**EXERCISE OBJECTIVE**: Go through the entries and say how many lines contain the string "AZALIA". The number is the whole answer.

**INPUT ROWS**:
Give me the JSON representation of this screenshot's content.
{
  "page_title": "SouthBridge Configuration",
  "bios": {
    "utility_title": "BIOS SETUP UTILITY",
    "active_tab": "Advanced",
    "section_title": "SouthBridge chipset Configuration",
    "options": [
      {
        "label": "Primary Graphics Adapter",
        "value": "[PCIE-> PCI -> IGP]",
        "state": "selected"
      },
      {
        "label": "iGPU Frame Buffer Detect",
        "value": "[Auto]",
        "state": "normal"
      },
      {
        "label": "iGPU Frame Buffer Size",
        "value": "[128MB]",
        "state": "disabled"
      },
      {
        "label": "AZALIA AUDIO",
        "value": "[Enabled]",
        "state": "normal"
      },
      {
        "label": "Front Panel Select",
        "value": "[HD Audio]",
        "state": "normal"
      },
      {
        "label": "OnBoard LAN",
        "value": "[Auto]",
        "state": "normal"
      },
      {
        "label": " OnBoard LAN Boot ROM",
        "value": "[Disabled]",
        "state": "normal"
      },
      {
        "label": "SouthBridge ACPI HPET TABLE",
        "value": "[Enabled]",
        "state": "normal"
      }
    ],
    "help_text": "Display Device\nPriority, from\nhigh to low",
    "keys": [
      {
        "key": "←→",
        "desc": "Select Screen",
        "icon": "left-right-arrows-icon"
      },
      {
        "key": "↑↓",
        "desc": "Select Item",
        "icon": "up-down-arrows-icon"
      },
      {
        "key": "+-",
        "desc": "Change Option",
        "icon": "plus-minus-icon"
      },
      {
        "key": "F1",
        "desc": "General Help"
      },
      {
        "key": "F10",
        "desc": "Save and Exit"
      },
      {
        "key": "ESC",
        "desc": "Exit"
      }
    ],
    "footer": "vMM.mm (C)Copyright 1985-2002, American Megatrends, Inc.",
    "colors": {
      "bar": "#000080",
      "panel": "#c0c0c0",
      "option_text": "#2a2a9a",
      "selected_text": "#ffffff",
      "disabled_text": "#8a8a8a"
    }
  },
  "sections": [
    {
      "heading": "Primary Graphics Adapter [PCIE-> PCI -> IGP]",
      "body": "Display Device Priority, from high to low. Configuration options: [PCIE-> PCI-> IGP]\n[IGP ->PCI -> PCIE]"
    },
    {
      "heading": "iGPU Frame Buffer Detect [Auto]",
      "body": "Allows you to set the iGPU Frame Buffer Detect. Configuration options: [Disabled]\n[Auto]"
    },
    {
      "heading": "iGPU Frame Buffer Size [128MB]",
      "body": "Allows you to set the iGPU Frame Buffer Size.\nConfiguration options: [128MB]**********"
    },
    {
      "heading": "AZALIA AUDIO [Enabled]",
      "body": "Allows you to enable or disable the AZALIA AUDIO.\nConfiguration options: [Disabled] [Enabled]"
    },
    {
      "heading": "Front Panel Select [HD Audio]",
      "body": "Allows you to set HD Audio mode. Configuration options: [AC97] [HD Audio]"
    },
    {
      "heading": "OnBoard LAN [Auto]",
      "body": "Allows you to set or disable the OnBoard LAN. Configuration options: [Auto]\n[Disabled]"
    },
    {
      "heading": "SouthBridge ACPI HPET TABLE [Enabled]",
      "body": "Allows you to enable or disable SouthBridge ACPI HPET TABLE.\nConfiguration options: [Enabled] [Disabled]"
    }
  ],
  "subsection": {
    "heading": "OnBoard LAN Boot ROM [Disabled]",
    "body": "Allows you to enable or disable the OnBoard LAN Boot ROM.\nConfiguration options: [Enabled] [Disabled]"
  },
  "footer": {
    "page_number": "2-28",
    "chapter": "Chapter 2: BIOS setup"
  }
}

**TASK SOLUTION**: 3